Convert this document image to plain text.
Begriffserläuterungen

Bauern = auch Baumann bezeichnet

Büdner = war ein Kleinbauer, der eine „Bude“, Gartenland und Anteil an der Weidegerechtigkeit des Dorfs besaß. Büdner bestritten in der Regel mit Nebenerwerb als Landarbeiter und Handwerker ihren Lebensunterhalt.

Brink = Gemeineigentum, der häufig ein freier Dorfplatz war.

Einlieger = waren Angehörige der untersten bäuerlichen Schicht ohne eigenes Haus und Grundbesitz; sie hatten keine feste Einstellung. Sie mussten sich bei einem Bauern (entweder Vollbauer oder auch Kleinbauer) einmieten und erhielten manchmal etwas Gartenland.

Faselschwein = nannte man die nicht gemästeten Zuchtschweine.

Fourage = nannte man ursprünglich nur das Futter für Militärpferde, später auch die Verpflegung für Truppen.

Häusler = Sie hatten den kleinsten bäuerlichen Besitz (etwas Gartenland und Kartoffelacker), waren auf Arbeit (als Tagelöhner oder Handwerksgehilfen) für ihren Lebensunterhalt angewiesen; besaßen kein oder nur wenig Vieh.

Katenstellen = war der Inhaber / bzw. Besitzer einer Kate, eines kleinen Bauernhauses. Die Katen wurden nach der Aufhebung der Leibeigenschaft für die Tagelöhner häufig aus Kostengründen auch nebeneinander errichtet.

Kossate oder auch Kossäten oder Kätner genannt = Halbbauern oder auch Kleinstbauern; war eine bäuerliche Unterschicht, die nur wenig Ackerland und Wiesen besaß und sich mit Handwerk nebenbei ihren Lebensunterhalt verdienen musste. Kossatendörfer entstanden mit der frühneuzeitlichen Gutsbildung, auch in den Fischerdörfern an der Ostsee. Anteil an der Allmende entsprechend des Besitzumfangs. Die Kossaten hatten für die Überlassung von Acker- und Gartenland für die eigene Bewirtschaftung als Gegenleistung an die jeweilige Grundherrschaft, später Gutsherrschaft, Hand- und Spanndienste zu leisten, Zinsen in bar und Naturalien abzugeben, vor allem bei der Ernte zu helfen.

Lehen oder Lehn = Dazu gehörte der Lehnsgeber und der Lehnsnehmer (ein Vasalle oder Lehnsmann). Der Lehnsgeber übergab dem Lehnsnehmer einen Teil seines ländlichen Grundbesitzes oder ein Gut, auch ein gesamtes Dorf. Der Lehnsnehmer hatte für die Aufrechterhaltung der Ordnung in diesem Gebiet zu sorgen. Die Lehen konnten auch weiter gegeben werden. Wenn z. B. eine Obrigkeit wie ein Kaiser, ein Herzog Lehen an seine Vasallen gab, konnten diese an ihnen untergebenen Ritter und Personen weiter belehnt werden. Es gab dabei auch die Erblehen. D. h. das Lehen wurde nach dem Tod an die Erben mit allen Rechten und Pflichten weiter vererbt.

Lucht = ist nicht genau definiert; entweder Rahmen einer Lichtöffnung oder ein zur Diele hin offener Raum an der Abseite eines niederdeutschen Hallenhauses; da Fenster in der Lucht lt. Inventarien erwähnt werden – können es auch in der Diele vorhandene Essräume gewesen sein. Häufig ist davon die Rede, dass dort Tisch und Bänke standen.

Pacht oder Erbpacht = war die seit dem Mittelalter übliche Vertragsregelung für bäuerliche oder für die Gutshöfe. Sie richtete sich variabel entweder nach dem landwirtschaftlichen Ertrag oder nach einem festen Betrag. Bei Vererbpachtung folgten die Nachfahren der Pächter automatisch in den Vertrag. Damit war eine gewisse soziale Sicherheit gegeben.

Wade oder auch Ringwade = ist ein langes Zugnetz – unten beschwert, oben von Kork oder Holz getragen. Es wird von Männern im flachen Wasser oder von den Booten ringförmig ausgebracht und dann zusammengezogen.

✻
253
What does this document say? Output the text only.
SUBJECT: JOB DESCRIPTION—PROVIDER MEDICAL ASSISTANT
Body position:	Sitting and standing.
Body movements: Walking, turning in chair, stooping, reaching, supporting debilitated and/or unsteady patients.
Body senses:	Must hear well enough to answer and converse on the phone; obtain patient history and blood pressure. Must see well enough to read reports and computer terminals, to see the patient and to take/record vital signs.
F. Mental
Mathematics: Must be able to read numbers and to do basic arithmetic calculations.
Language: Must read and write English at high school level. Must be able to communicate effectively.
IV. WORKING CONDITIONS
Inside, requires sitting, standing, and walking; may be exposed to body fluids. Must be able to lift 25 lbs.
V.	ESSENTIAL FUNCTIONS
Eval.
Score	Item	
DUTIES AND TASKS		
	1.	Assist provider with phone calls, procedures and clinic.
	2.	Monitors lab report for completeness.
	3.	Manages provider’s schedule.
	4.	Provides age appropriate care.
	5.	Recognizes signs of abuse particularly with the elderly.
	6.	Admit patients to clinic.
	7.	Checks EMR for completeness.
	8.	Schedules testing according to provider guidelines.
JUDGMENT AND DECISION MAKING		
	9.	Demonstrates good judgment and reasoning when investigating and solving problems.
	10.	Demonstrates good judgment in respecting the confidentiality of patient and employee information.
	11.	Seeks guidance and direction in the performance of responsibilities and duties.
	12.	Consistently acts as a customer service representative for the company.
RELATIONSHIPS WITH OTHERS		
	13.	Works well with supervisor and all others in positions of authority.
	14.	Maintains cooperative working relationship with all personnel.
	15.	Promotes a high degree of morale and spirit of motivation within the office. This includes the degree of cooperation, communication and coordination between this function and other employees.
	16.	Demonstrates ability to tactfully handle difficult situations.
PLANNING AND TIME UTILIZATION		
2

=-=-=-=-=

## Your task
Retype the records, line for line.

## Exercise answer
Convert this document image to plain text.
Begriffserläuterungen

Bauern = auch Baumann bezeichnet

Büdner = war ein Kleinbauer, der eine „Bude“, Gartenland und Anteil an der Weidegerechtigkeit des Dorfs besaß. Büdner bestritten in der Regel mit Nebenerwerb als Landarbeiter und Handwerker ihren Lebensunterhalt.

Brink = Gemeineigentum, der häufig ein freier Dorfplatz war.

Einlieger = waren Angehörige der untersten bäuerlichen Schicht ohne eigenes Haus und Grundbesitz; sie hatten keine feste Einstellung. Sie mussten sich bei einem Bauern (entweder Vollbauer oder auch Kleinbauer) einmieten und erhielten manchmal etwas Gartenland.

Faselschwein = nannte man die nicht gemästeten Zuchtschweine.

Fourage = nannte man ursprünglich nur das Futter für Militärpferde, später auch die Verpflegung für Truppen.

Häusler = Sie hatten den kleinsten bäuerlichen Besitz (etwas Gartenland und Kartoffelacker), waren auf Arbeit (als Tagelöhner oder Handwerksgehilfen) für ihren Lebensunterhalt angewiesen; besaßen kein oder nur wenig Vieh.

Katenstellen = war der Inhaber / bzw. Besitzer einer Kate, eines kleinen Bauernhauses. Die Katen wurden nach der Aufhebung der Leibeigenschaft für die Tagelöhner häufig aus Kostengründen auch nebeneinander errichtet.

Kossate oder auch Kossäten oder Kätner genannt = Halbbauern oder auch Kleinstbauern; war eine bäuerliche Unterschicht, die nur wenig Ackerland und Wiesen besaß und sich mit Handwerk nebenbei ihren Lebensunterhalt verdienen musste. Kossatendörfer entstanden mit der frühneuzeitlichen Gutsbildung, auch in den Fischerdörfern an der Ostsee. Anteil an der Allmende entsprechend des Besitzumfangs. Die Kossaten hatten für die Überlassung von Acker- und Gartenland für die eigene Bewirtschaftung als Gegenleistung an die jeweilige Grundherrschaft, später Gutsherrschaft, Hand- und Spanndienste zu leisten, Zinsen in bar und Naturalien abzugeben, vor allem bei der Ernte zu helfen.

Lehen oder Lehn = Dazu gehörte der Lehnsgeber und der Lehnsnehmer (ein Vasalle oder Lehnsmann). Der Lehnsgeber übergab dem Lehnsnehmer einen Teil seines ländlichen Grundbesitzes oder ein Gut, auch ein gesamtes Dorf. Der Lehnsnehmer hatte für die Aufrechterhaltung der Ordnung in diesem Gebiet zu sorgen. Die Lehen konnten auch weiter gegeben werden. Wenn z. B. eine Obrigkeit wie ein Kaiser, ein Herzog Lehen an seine Vasallen gab, konnten diese an ihnen untergebenen Ritter und Personen weiter belehnt werden. Es gab dabei auch die Erblehen. D. h. das Lehen wurde nach dem Tod an die Erben mit allen Rechten und Pflichten weiter vererbt.

Lucht = ist nicht genau definiert; entweder Rahmen einer Lichtöffnung oder ein zur Diele hin offener Raum an der Abseite eines niederdeutschen Hallenhauses; da Fenster in der Lucht lt. Inventarien erwähnt werden – können es auch in der Diele vorhandene Essräume gewesen sein. Häufig ist davon die Rede, dass dort Tisch und Bänke standen.

Pacht oder Erbpacht = war die seit dem Mittelalter übliche Vertragsregelung für bäuerliche oder für die Gutshöfe. Sie richtete sich variabel entweder nach dem landwirtschaftlichen Ertrag oder nach einem festen Betrag. Bei Vererbpachtung folgten die Nachfahren der Pächter automatisch in den Vertrag. Damit war eine gewisse soziale Sicherheit gegeben.

Wade oder auch Ringwade = ist ein langes Zugnetz – unten beschwert, oben von Kork oder Holz getragen. Es wird von Männern im flachen Wasser oder von den Booten ringförmig ausgebracht und dann zusammengezogen.

✻
253
What does this document say? Output the text only.
SUBJECT: JOB DESCRIPTION—PROVIDER MEDICAL ASSISTANT
Body position:	Sitting and standing.
Body movements: Walking, turning in chair, stooping, reaching, supporting debilitated and/or unsteady patients.
Body senses:	Must hear well enough to answer and converse on the phone; obtain patient history and blood pressure. Must see well enough to read reports and computer terminals, to see the patient and to take/record vital signs.
F. Mental
Mathematics: Must be able to read numbers and to do basic arithmetic calculations.
Language: Must read and write English at high school level. Must be able to communicate effectively.
IV. WORKING CONDITIONS
Inside, requires sitting, standing, and walking; may be exposed to body fluids. Must be able to lift 25 lbs.
V.	ESSENTIAL FUNCTIONS
Eval.
Score	Item	
DUTIES AND TASKS		
	1.	Assist provider with phone calls, procedures and clinic.
	2.	Monitors lab report for completeness.
	3.	Manages provider’s schedule.
	4.	Provides age appropriate care.
	5.	Recognizes signs of abuse particularly with the elderly.
	6.	Admit patients to clinic.
	7.	Checks EMR for completeness.
	8.	Schedules testing according to provider guidelines.
JUDGMENT AND DECISION MAKING		
	9.	Demonstrates good judgment and reasoning when investigating and solving problems.
	10.	Demonstrates good judgment in respecting the confidentiality of patient and employee information.
	11.	Seeks guidance and direction in the performance of responsibilities and duties.
	12.	Consistently acts as a customer service representative for the company.
RELATIONSHIPS WITH OTHERS		
	13.	Works well with supervisor and all others in positions of authority.
	14.	Maintains cooperative working relationship with all personnel.
	15.	Promotes a high degree of morale and spirit of motivation within the office. This includes the degree of cooperation, communication and coordination between this function and other employees.
	16.	Demonstrates ability to tactfully handle difficult situations.
PLANNING AND TIME UTILIZATION		
2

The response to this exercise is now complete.